Excerpted records:
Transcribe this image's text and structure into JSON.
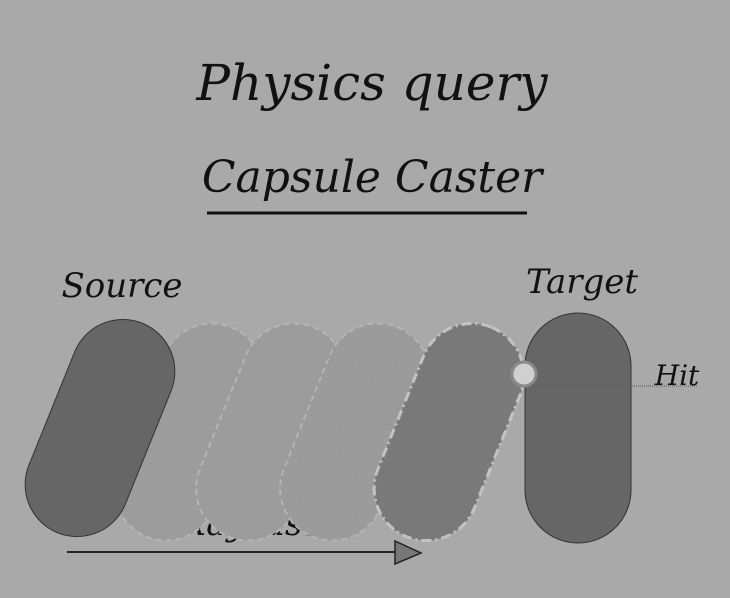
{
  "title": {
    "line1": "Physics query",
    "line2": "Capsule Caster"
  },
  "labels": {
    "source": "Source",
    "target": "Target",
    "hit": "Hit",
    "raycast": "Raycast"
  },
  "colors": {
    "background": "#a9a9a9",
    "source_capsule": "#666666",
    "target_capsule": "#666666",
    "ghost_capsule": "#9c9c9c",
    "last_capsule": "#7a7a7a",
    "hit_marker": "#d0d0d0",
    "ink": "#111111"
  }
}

---

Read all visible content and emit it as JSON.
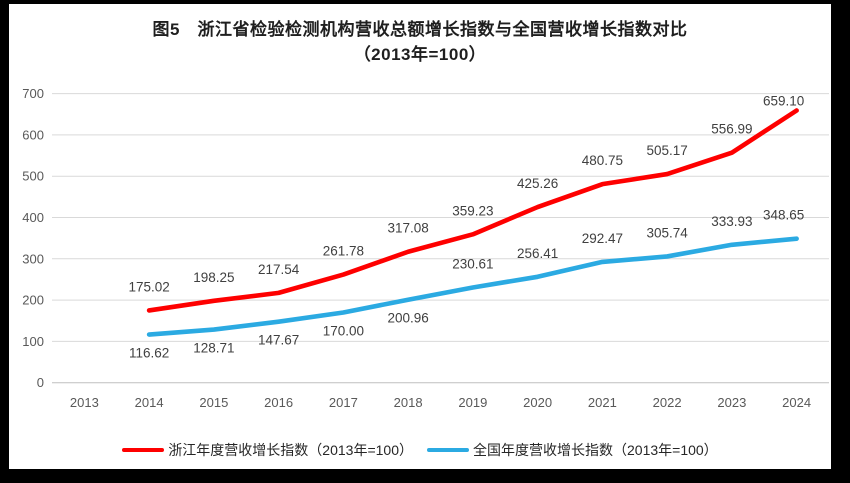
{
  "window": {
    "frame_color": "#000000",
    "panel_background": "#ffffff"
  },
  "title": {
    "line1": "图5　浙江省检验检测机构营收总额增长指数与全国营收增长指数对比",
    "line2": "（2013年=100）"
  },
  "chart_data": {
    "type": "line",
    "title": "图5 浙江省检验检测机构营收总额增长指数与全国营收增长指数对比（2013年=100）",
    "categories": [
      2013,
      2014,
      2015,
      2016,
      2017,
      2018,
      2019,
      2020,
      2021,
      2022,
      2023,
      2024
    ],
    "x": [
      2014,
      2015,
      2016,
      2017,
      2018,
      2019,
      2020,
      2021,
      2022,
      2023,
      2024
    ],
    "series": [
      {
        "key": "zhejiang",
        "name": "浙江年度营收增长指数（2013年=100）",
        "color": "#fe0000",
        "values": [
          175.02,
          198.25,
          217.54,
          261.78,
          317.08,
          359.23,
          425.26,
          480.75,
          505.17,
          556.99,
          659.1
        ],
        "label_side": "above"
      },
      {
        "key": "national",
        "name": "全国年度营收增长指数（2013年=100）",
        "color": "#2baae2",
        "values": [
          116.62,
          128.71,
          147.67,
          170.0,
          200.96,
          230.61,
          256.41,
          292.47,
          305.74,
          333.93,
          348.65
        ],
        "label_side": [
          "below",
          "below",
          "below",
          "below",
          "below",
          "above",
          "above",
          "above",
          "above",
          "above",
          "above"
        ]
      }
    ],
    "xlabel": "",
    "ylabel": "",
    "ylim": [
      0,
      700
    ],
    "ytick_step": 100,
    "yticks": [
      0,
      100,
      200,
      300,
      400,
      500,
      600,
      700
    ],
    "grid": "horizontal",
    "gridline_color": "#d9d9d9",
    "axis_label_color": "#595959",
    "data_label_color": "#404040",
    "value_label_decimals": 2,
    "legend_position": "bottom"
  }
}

Do this:
From the entries, report each line that includes the word "JSON".

Solution for this task:
Transcribe this image's text and structure into JSON.
Read all visible content and emit it as JSON.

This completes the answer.